Task: Set all the material down again unchanged, without the pictures.

☆ ☆ ☆ ☆

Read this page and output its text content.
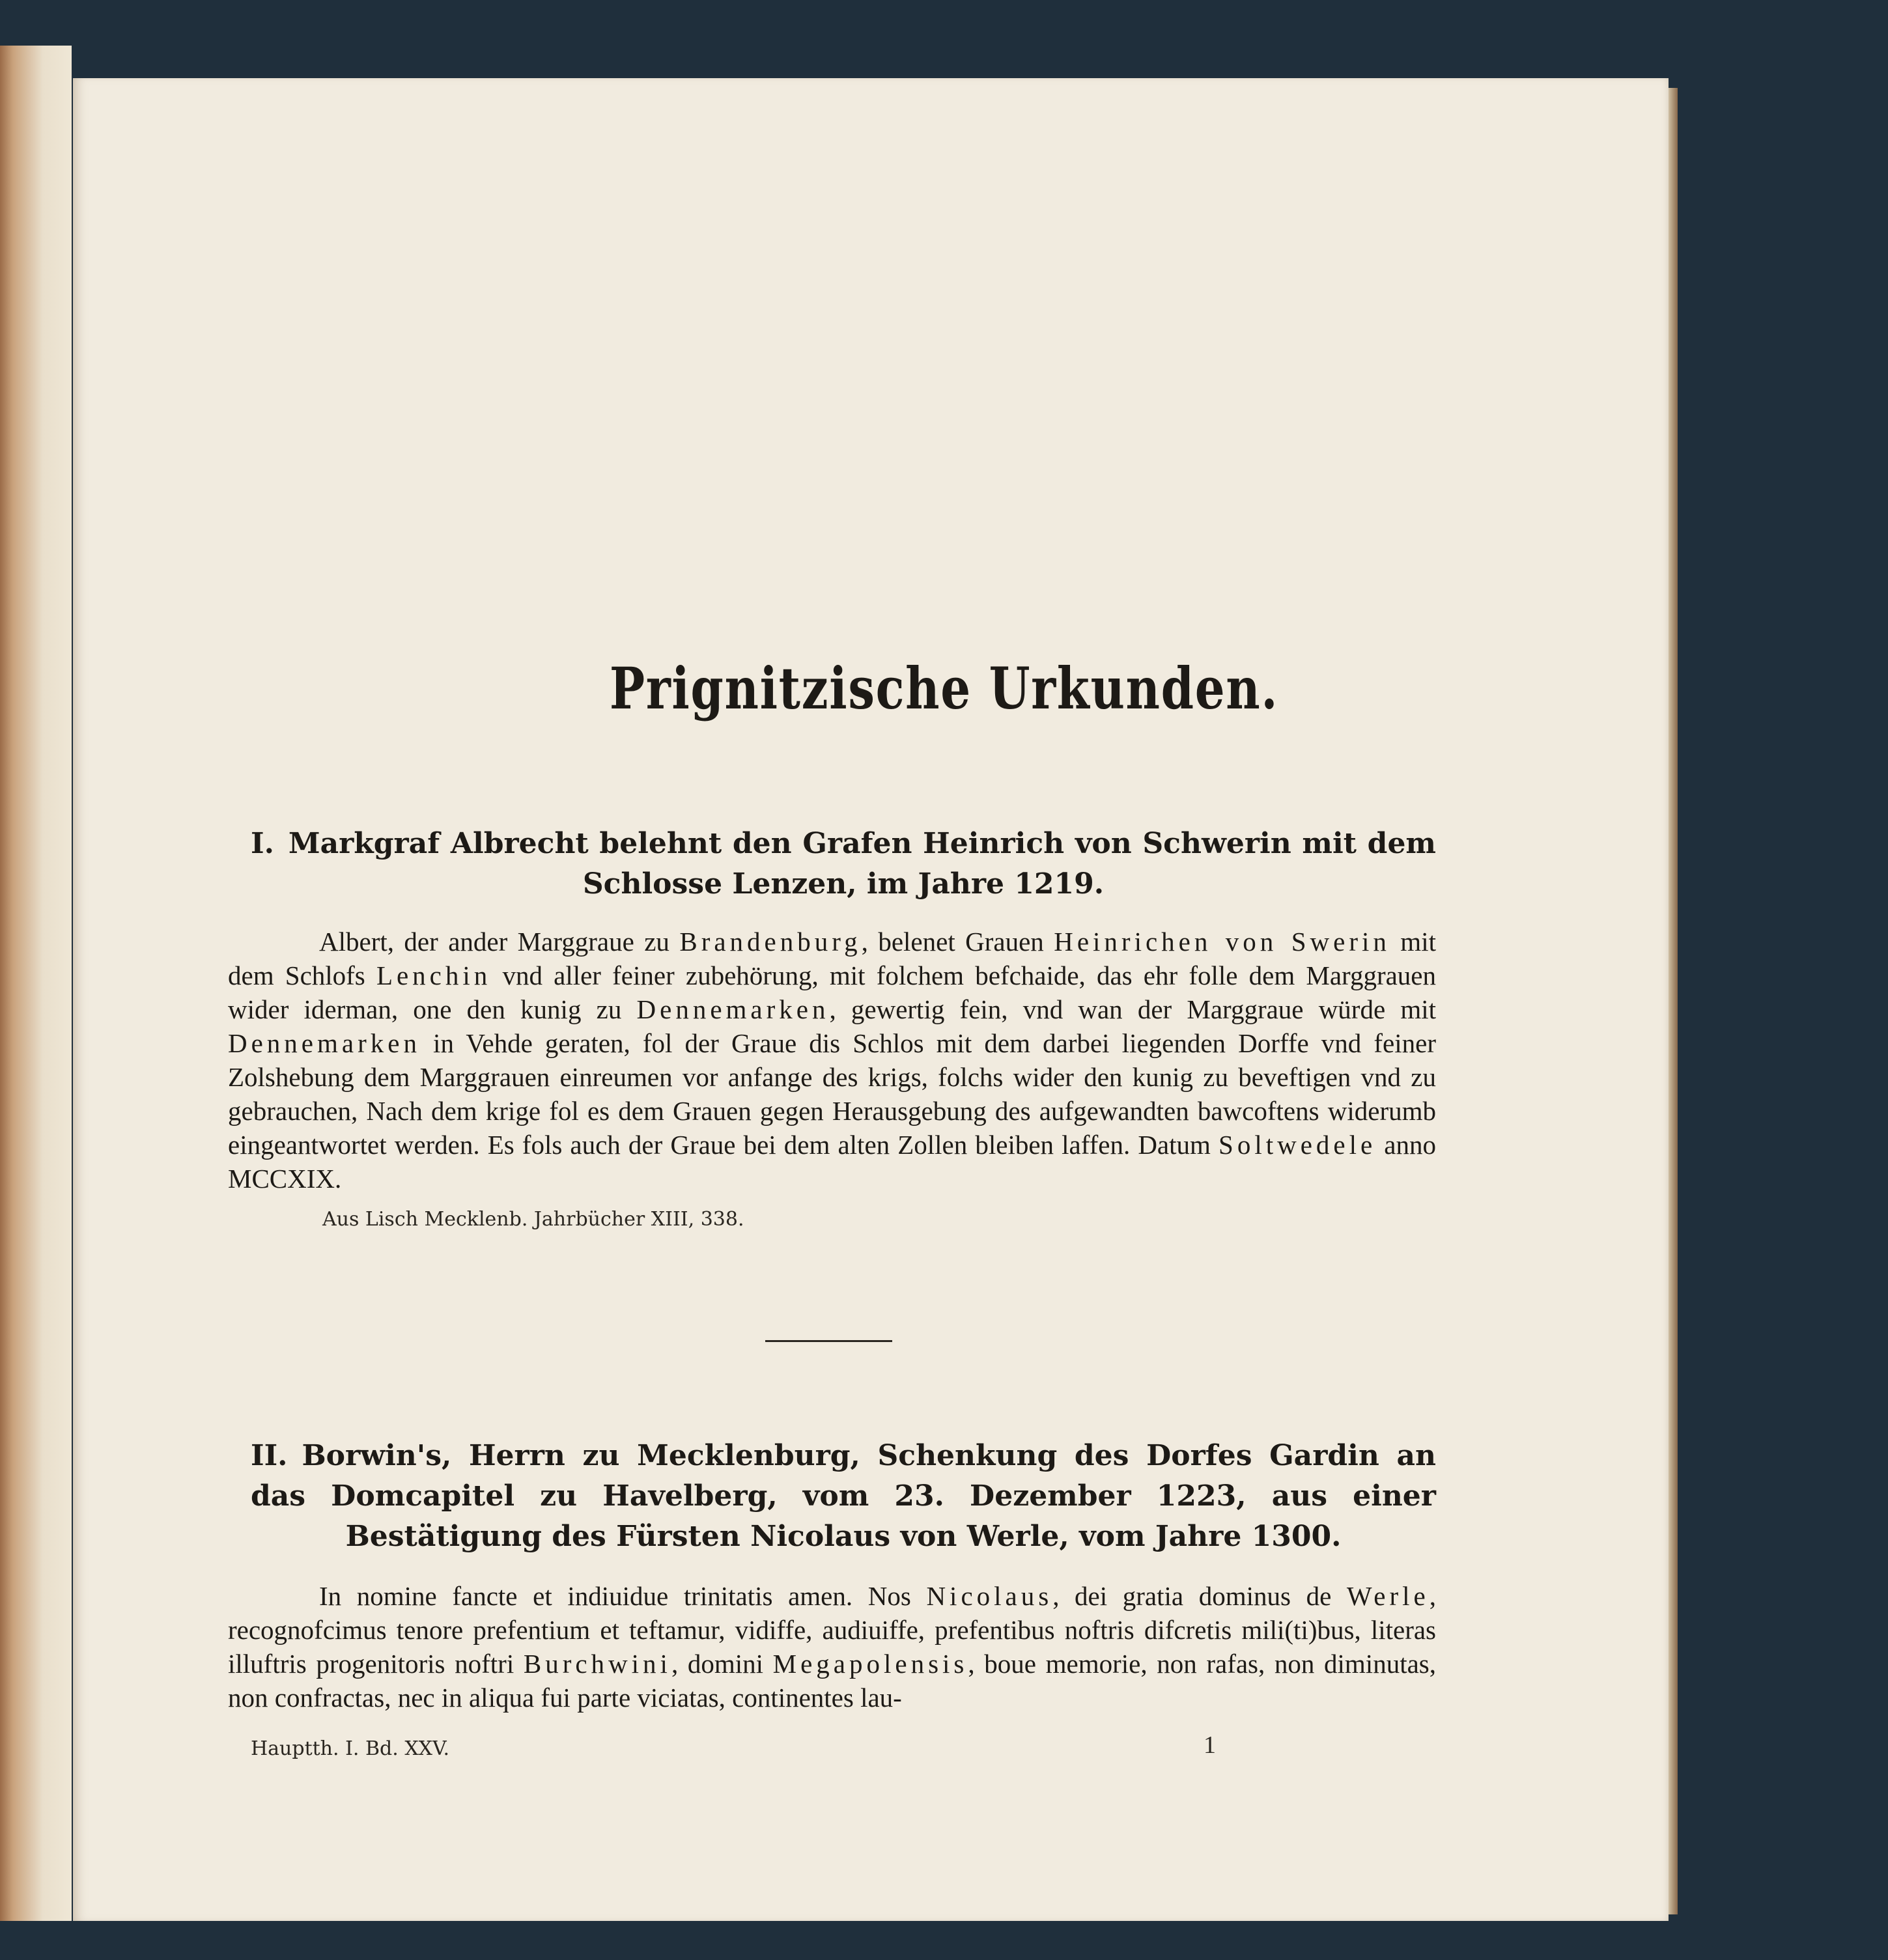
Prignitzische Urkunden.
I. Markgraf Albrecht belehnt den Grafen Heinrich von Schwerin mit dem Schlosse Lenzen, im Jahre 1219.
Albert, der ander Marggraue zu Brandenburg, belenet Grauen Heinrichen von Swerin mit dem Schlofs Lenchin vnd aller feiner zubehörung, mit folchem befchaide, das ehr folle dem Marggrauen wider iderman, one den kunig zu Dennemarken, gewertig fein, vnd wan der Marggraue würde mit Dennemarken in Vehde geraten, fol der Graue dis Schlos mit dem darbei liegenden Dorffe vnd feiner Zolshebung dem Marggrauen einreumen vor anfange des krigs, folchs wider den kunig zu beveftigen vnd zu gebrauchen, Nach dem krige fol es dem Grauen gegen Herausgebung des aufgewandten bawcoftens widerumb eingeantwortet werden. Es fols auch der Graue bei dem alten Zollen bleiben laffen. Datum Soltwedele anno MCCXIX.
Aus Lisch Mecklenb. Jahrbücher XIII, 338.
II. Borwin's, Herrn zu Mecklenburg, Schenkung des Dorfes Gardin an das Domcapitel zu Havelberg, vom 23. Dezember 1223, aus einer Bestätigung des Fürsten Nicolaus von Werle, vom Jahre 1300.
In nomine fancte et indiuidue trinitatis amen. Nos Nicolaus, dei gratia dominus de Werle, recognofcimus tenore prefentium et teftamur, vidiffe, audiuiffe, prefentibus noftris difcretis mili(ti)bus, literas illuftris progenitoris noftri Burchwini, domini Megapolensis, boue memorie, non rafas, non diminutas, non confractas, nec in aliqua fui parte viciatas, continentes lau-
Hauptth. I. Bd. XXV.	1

☆ ☆ ☆ ☆

Output for this task:
Read this page and output its text content.
Prignitzische Urkunden.
I. Markgraf Albrecht belehnt den Grafen Heinrich von Schwerin mit dem Schlosse Lenzen, im Jahre 1219.
Albert, der ander Marggraue zu Brandenburg, belenet Grauen Heinrichen von Swerin mit dem Schlofs Lenchin vnd aller feiner zubehörung, mit folchem befchaide, das ehr folle dem Marggrauen wider iderman, one den kunig zu Dennemarken, gewertig fein, vnd wan der Marggraue würde mit Dennemarken in Vehde geraten, fol der Graue dis Schlos mit dem darbei liegenden Dorffe vnd feiner Zolshebung dem Marggrauen einreumen vor anfange des krigs, folchs wider den kunig zu beveftigen vnd zu gebrauchen, Nach dem krige fol es dem Grauen gegen Herausgebung des aufgewandten bawcoftens widerumb eingeantwortet werden. Es fols auch der Graue bei dem alten Zollen bleiben laffen. Datum Soltwedele anno MCCXIX.
Aus Lisch Mecklenb. Jahrbücher XIII, 338.
II. Borwin's, Herrn zu Mecklenburg, Schenkung des Dorfes Gardin an das Domcapitel zu Havelberg, vom 23. Dezember 1223, aus einer Bestätigung des Fürsten Nicolaus von Werle, vom Jahre 1300.
In nomine fancte et indiuidue trinitatis amen. Nos Nicolaus, dei gratia dominus de Werle, recognofcimus tenore prefentium et teftamur, vidiffe, audiuiffe, prefentibus noftris difcretis mili(ti)bus, literas illuftris progenitoris noftri Burchwini, domini Megapolensis, boue memorie, non rafas, non diminutas, non confractas, nec in aliqua fui parte viciatas, continentes lau-
Hauptth. I. Bd. XXV.	1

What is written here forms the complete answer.